• _Instruction_
Extract all lines that hold "weeks" from the records below.

• _Supplied records_
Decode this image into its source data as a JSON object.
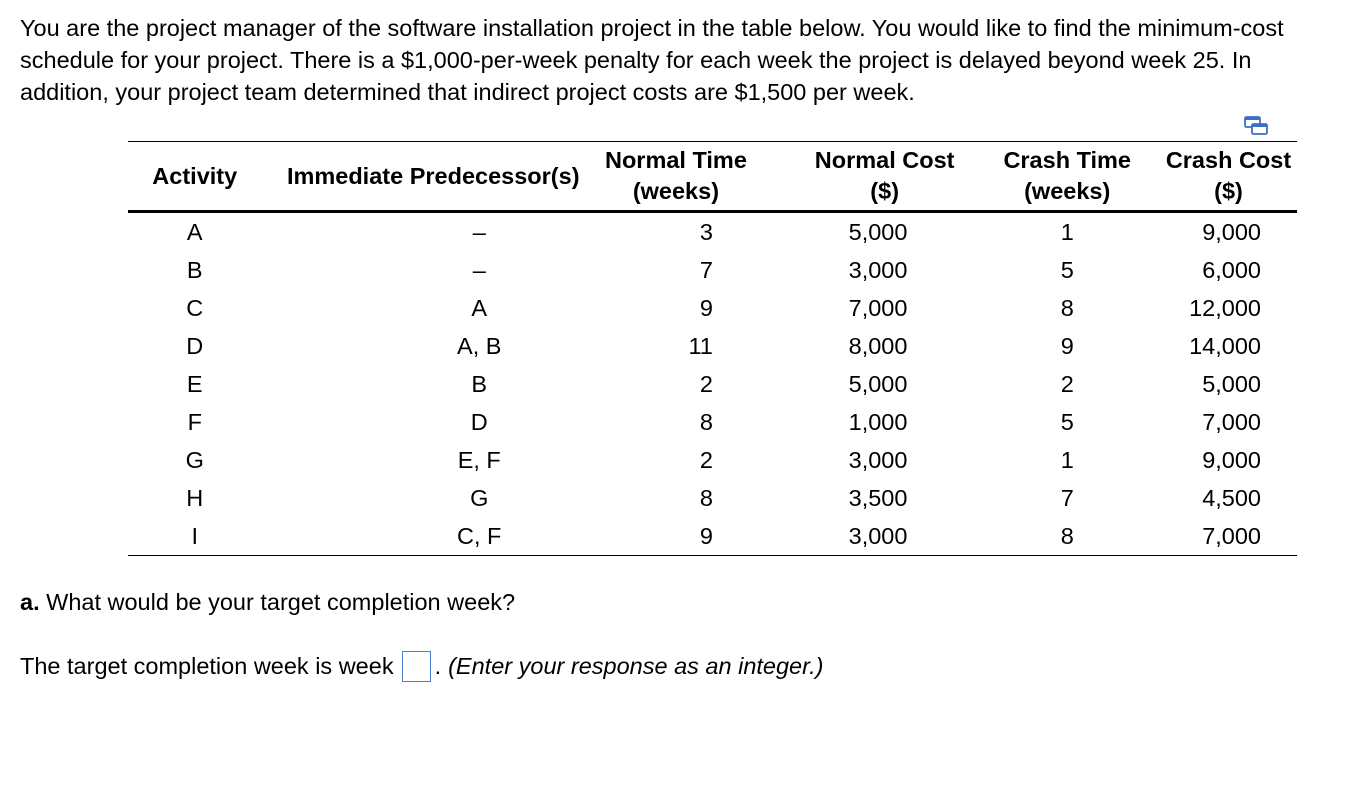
{
  "intro_text": "You are the project manager of the software installation project in the table below. You would like to find the minimum-cost schedule for your project. There is a $1,000-per-week penalty for each week the project is delayed beyond week 25. In addition, your project team determined that indirect project costs are $1,500 per week.",
  "copy_icon": "copy-to-clipboard-icon",
  "table": {
    "headers": {
      "activity": "Activity",
      "predecessors": "Immediate Predecessor(s)",
      "normal_time_1": "Normal Time",
      "normal_time_2": "(weeks)",
      "normal_cost_1": "Normal Cost",
      "normal_cost_2": "($)",
      "crash_time_1": "Crash Time",
      "crash_time_2": "(weeks)",
      "crash_cost_1": "Crash Cost",
      "crash_cost_2": "($)"
    },
    "rows": [
      {
        "activity": "A",
        "pred": "–",
        "nt": "3",
        "nc": "5,000",
        "ct": "1",
        "cc": "9,000"
      },
      {
        "activity": "B",
        "pred": "–",
        "nt": "7",
        "nc": "3,000",
        "ct": "5",
        "cc": "6,000"
      },
      {
        "activity": "C",
        "pred": "A",
        "nt": "9",
        "nc": "7,000",
        "ct": "8",
        "cc": "12,000"
      },
      {
        "activity": "D",
        "pred": "A, B",
        "nt": "11",
        "nc": "8,000",
        "ct": "9",
        "cc": "14,000"
      },
      {
        "activity": "E",
        "pred": "B",
        "nt": "2",
        "nc": "5,000",
        "ct": "2",
        "cc": "5,000"
      },
      {
        "activity": "F",
        "pred": "D",
        "nt": "8",
        "nc": "1,000",
        "ct": "5",
        "cc": "7,000"
      },
      {
        "activity": "G",
        "pred": "E, F",
        "nt": "2",
        "nc": "3,000",
        "ct": "1",
        "cc": "9,000"
      },
      {
        "activity": "H",
        "pred": "G",
        "nt": "8",
        "nc": "3,500",
        "ct": "7",
        "cc": "4,500"
      },
      {
        "activity": "I",
        "pred": "C, F",
        "nt": "9",
        "nc": "3,000",
        "ct": "8",
        "cc": "7,000"
      }
    ]
  },
  "question": {
    "label": "a.",
    "text": " What would be your target completion week?"
  },
  "answer": {
    "prefix": "The target completion week is week",
    "value": "",
    "suffix_dot": ".",
    "hint": "(Enter your response as an integer.)"
  }
}
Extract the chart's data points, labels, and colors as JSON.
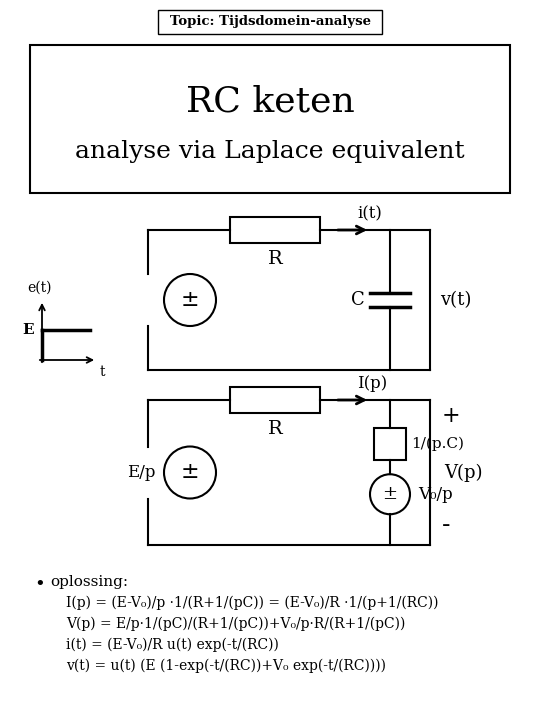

• _Solution below_
      "normal_time_2": "(weeks)",
      "crash_time_2": "(weeks)",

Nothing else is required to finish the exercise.